>> start MATERIAL FOR THIS TASK

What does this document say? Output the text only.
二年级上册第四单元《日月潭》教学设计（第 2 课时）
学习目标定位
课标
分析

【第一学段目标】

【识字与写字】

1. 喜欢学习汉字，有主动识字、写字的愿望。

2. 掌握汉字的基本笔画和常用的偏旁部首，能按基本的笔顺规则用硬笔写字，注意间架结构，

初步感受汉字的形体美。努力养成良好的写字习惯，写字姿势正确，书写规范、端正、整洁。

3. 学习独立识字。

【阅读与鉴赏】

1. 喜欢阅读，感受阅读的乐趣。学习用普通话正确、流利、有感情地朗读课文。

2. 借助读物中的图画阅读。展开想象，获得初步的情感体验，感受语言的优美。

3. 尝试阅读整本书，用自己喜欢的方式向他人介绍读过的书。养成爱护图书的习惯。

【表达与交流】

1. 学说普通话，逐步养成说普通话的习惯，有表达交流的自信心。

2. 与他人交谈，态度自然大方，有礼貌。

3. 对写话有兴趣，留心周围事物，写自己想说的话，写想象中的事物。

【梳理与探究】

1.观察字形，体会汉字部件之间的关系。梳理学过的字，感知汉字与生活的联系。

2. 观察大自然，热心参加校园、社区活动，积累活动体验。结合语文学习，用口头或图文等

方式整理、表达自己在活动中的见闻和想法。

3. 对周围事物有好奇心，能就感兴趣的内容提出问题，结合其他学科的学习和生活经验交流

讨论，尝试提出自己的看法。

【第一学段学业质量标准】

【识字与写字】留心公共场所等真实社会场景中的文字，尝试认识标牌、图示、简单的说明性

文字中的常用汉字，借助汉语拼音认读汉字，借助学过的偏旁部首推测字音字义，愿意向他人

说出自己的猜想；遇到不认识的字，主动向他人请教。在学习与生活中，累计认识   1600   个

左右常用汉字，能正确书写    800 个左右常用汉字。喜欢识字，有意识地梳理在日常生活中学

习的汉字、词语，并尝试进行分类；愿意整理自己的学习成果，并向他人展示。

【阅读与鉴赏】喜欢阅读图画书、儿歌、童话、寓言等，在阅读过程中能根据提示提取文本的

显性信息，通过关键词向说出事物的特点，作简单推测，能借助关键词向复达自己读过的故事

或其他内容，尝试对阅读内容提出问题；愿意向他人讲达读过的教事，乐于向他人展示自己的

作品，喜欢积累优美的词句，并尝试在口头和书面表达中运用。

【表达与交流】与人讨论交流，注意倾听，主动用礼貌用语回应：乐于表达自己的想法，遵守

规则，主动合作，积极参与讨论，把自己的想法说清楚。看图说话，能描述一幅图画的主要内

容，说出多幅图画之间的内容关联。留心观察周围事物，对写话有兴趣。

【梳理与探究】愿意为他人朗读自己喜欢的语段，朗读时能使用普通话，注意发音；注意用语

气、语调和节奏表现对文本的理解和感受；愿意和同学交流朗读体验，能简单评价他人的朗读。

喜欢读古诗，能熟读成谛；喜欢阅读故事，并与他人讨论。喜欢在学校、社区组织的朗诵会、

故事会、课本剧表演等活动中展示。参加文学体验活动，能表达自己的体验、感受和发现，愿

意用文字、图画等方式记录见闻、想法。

>> end MATERIAL FOR THIS TASK
>> start MATERIAL FOR THIS TASK

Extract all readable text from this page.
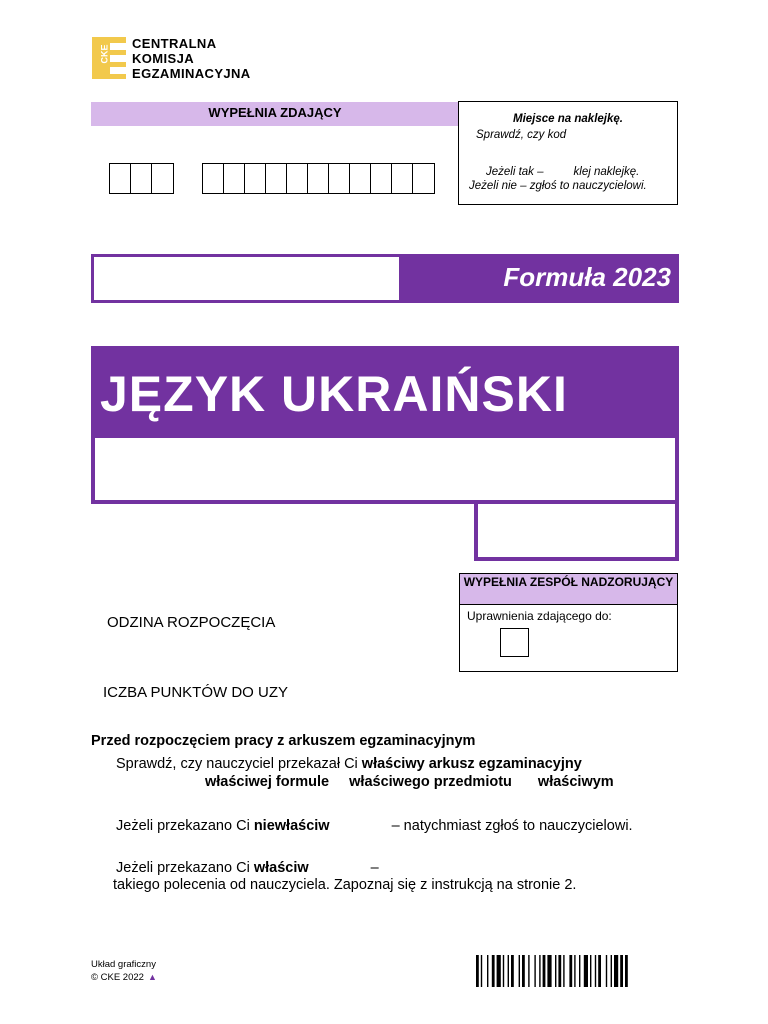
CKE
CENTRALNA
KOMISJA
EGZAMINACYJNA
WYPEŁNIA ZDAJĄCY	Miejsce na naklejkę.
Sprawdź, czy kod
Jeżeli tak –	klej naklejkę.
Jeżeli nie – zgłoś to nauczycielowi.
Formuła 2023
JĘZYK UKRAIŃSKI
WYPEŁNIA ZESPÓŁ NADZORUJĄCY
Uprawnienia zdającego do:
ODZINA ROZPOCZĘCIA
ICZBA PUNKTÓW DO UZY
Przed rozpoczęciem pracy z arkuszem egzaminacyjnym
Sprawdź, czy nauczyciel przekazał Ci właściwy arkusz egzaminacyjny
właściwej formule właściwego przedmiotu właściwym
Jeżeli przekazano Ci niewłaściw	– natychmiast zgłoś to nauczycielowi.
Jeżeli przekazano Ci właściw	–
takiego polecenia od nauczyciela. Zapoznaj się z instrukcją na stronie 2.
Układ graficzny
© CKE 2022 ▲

>> end MATERIAL FOR THIS TASK

# [TASK PROMPT]
List all lines where "对写话有兴趣" occurs.

# [EXERCISE SOLUTION]
3. 对写话有兴趣，留心周围事物，写自己想说的话，写想象中的事物。
容，说出多幅图画之间的内容关联。留心观察周围事物，对写话有兴趣。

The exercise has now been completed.